PROBLEM TO WORK ON:
Each entry below should be written out exactly as it is, with no pictures.

-- start of THE DATA --

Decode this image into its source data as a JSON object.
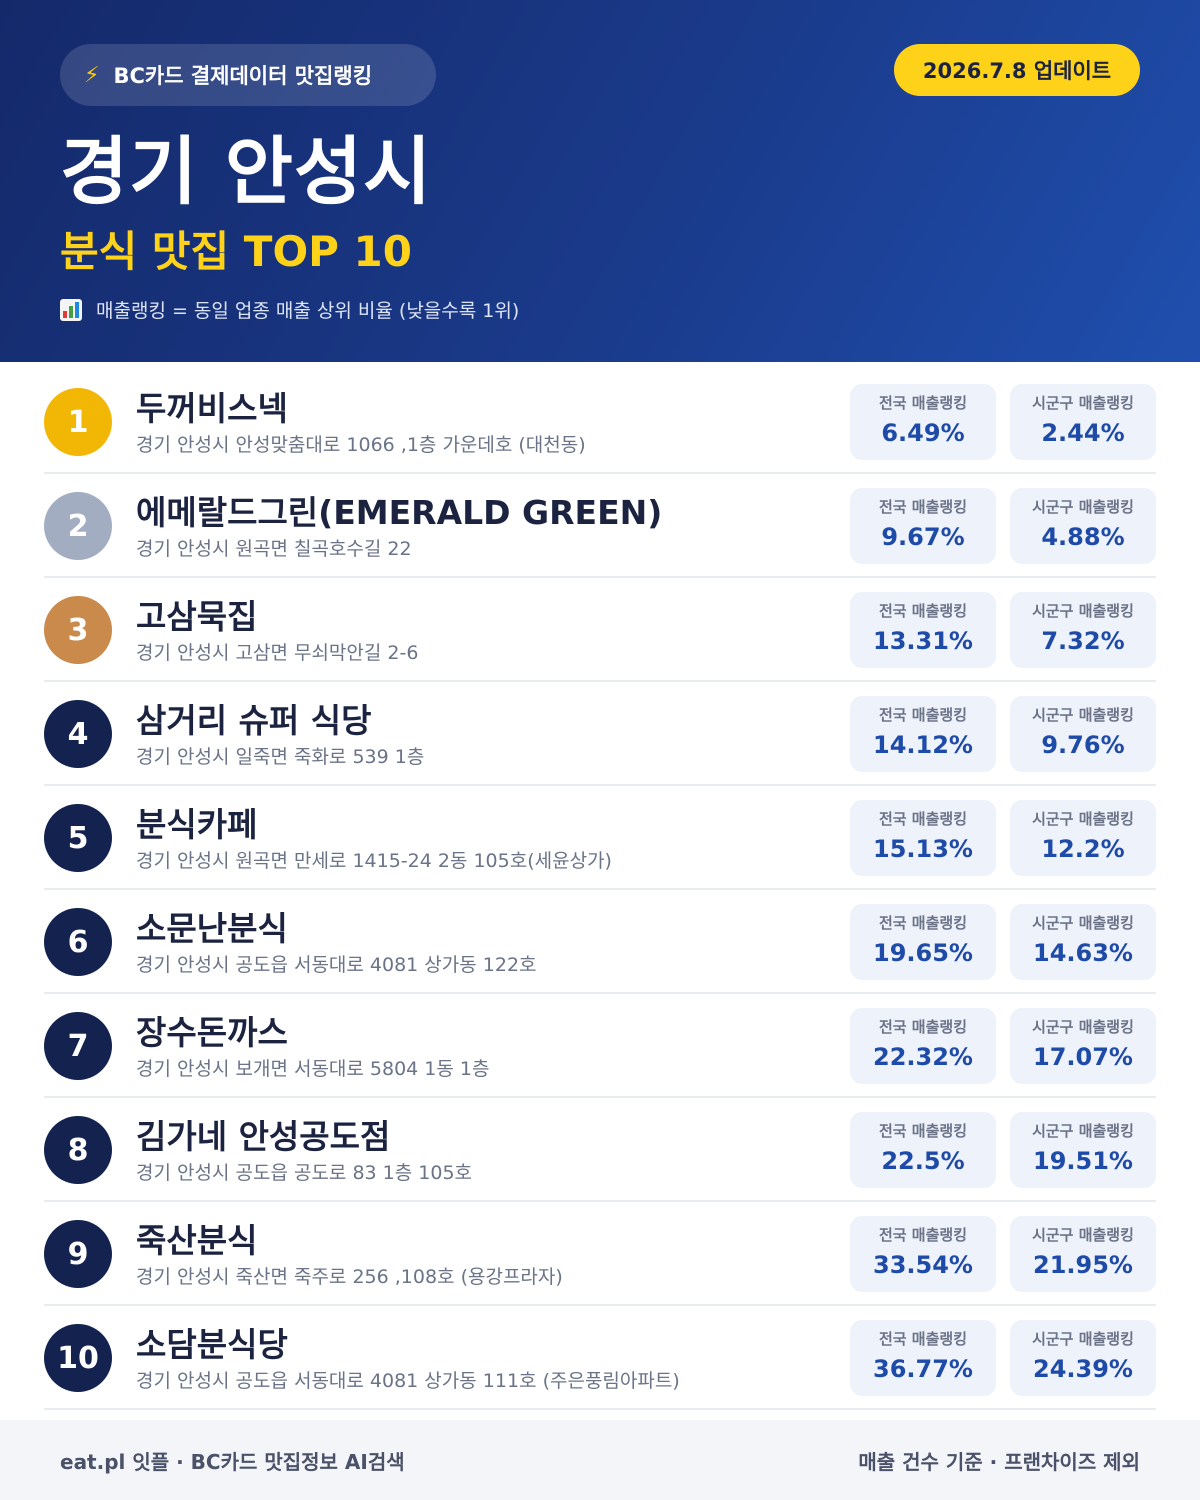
{
  "header": {
    "source_label": "BC카드 결제데이터 맛집랭킹",
    "update_label": "2026.7.8 업데이트",
    "city": "경기 안성시",
    "subtitle": "분식 맛집 TOP 10",
    "note": "매출랭킹 = 동일 업종 매출 상위 비율 (낮을수록 1위)",
    "bolt_icon": "lightning-icon",
    "chart_icon": "bar-chart-icon"
  },
  "stat_labels": {
    "national": "전국 매출랭킹",
    "local": "시군구 매출랭킹"
  },
  "colors": {
    "gold": "#f2b705",
    "silver": "#a3adc2",
    "bronze": "#c98a4b",
    "navy": "#14224f",
    "accent": "#ffd21a",
    "value_blue": "#1f4ba8"
  },
  "restaurants": [
    {
      "rank": "1",
      "name": "두꺼비스넥",
      "address": "경기 안성시 안성맞춤대로 1066 ,1층 가운데호 (대천동)",
      "national": "6.49%",
      "local": "2.44%"
    },
    {
      "rank": "2",
      "name": "에메랄드그린(EMERALD GREEN)",
      "address": "경기 안성시 원곡면 칠곡호수길 22",
      "national": "9.67%",
      "local": "4.88%"
    },
    {
      "rank": "3",
      "name": "고삼묵집",
      "address": "경기 안성시 고삼면 무쇠막안길 2-6",
      "national": "13.31%",
      "local": "7.32%"
    },
    {
      "rank": "4",
      "name": "삼거리 슈퍼 식당",
      "address": "경기 안성시 일죽면 죽화로 539 1층",
      "national": "14.12%",
      "local": "9.76%"
    },
    {
      "rank": "5",
      "name": "분식카페",
      "address": "경기 안성시 원곡면 만세로 1415-24 2동 105호(세윤상가)",
      "national": "15.13%",
      "local": "12.2%"
    },
    {
      "rank": "6",
      "name": "소문난분식",
      "address": "경기 안성시 공도읍 서동대로 4081 상가동 122호",
      "national": "19.65%",
      "local": "14.63%"
    },
    {
      "rank": "7",
      "name": "장수돈까스",
      "address": "경기 안성시 보개면 서동대로 5804 1동 1층",
      "national": "22.32%",
      "local": "17.07%"
    },
    {
      "rank": "8",
      "name": "김가네 안성공도점",
      "address": "경기 안성시 공도읍 공도로 83 1층 105호",
      "national": "22.5%",
      "local": "19.51%"
    },
    {
      "rank": "9",
      "name": "죽산분식",
      "address": "경기 안성시 죽산면 죽주로 256 ,108호 (용강프라자)",
      "national": "33.54%",
      "local": "21.95%"
    },
    {
      "rank": "10",
      "name": "소담분식당",
      "address": "경기 안성시 공도읍 서동대로 4081 상가동 111호 (주은풍림아파트)",
      "national": "36.77%",
      "local": "24.39%"
    }
  ],
  "footer": {
    "left": "eat.pl 잇플 · BC카드 맛집정보 AI검색",
    "right": "매출 건수 기준 · 프랜차이즈 제외"
  }
}
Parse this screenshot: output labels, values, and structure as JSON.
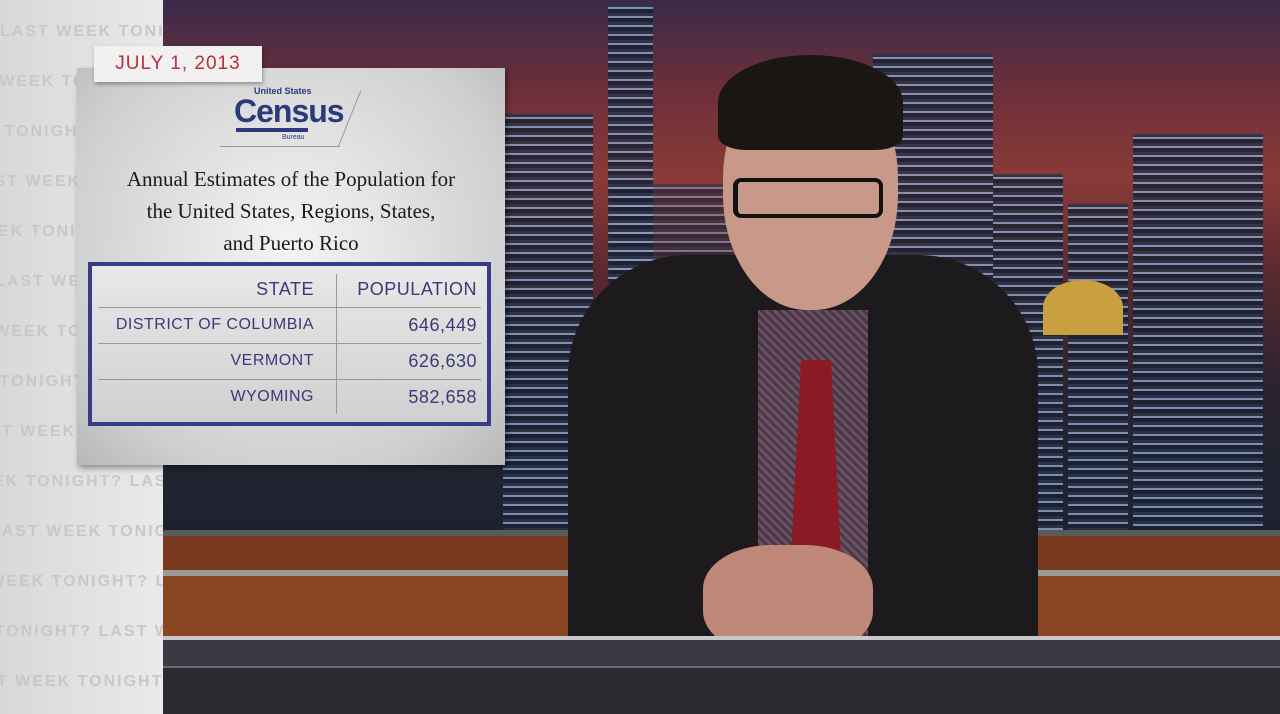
{
  "watermark_text": "LAST WEEK TONIGHT?",
  "graphic": {
    "date": "JULY 1, 2013",
    "logo": {
      "top": "United States",
      "main": "Census",
      "bottom": "Bureau"
    },
    "title_lines": [
      "Annual Estimates of the Population for",
      "the United States, Regions, States,",
      "and Puerto Rico"
    ],
    "table": {
      "headers": [
        "STATE",
        "POPULATION"
      ],
      "rows": [
        [
          "DISTRICT OF COLUMBIA",
          "646,449"
        ],
        [
          "VERMONT",
          "626,630"
        ],
        [
          "WYOMING",
          "582,658"
        ]
      ]
    },
    "colors": {
      "date": "#b83040",
      "table_border": "#3a3a88",
      "table_text": "#3a3a7a"
    }
  }
}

-- end of THE DATA --

RESULT:
Decode this image into its source data as a JSON object.
{
  "header": {
    "source_label": "BC카드 결제데이터 맛집랭킹",
    "update_label": "2026.7.8 업데이트",
    "city": "경기 안성시",
    "subtitle": "분식 맛집 TOP 10",
    "note": "매출랭킹 = 동일 업종 매출 상위 비율 (낮을수록 1위)",
    "bolt_icon": "lightning-icon",
    "chart_icon": "bar-chart-icon"
  },
  "stat_labels": {
    "national": "전국 매출랭킹",
    "local": "시군구 매출랭킹"
  },
  "colors": {
    "gold": "#f2b705",
    "silver": "#a3adc2",
    "bronze": "#c98a4b",
    "navy": "#14224f",
    "accent": "#ffd21a",
    "value_blue": "#1f4ba8"
  },
  "restaurants": [
    {
      "rank": "1",
      "name": "두꺼비스넥",
      "address": "경기 안성시 안성맞춤대로 1066 ,1층 가운데호 (대천동)",
      "national": "6.49%",
      "local": "2.44%"
    },
    {
      "rank": "2",
      "name": "에메랄드그린(EMERALD GREEN)",
      "address": "경기 안성시 원곡면 칠곡호수길 22",
      "national": "9.67%",
      "local": "4.88%"
    },
    {
      "rank": "3",
      "name": "고삼묵집",
      "address": "경기 안성시 고삼면 무쇠막안길 2-6",
      "national": "13.31%",
      "local": "7.32%"
    },
    {
      "rank": "4",
      "name": "삼거리 슈퍼 식당",
      "address": "경기 안성시 일죽면 죽화로 539 1층",
      "national": "14.12%",
      "local": "9.76%"
    },
    {
      "rank": "5",
      "name": "분식카페",
      "address": "경기 안성시 원곡면 만세로 1415-24 2동 105호(세윤상가)",
      "national": "15.13%",
      "local": "12.2%"
    },
    {
      "rank": "6",
      "name": "소문난분식",
      "address": "경기 안성시 공도읍 서동대로 4081 상가동 122호",
      "national": "19.65%",
      "local": "14.63%"
    },
    {
      "rank": "7",
      "name": "장수돈까스",
      "address": "경기 안성시 보개면 서동대로 5804 1동 1층",
      "national": "22.32%",
      "local": "17.07%"
    },
    {
      "rank": "8",
      "name": "김가네 안성공도점",
      "address": "경기 안성시 공도읍 공도로 83 1층 105호",
      "national": "22.5%",
      "local": "19.51%"
    },
    {
      "rank": "9",
      "name": "죽산분식",
      "address": "경기 안성시 죽산면 죽주로 256 ,108호 (용강프라자)",
      "national": "33.54%",
      "local": "21.95%"
    },
    {
      "rank": "10",
      "name": "소담분식당",
      "address": "경기 안성시 공도읍 서동대로 4081 상가동 111호 (주은풍림아파트)",
      "national": "36.77%",
      "local": "24.39%"
    }
  ],
  "footer": {
    "left": "eat.pl 잇플 · BC카드 맛집정보 AI검색",
    "right": "매출 건수 기준 · 프랜차이즈 제외"
  }
}
Parse this screenshot: output labels, values, and structure as JSON.
{
  "watermark_text": "LAST WEEK TONIGHT?",
  "graphic": {
    "date": "JULY 1, 2013",
    "logo": {
      "top": "United States",
      "main": "Census",
      "bottom": "Bureau"
    },
    "title_lines": [
      "Annual Estimates of the Population for",
      "the United States, Regions, States,",
      "and Puerto Rico"
    ],
    "table": {
      "headers": [
        "STATE",
        "POPULATION"
      ],
      "rows": [
        [
          "DISTRICT OF COLUMBIA",
          "646,449"
        ],
        [
          "VERMONT",
          "626,630"
        ],
        [
          "WYOMING",
          "582,658"
        ]
      ]
    },
    "colors": {
      "date": "#b83040",
      "table_border": "#3a3a88",
      "table_text": "#3a3a7a"
    }
  }
}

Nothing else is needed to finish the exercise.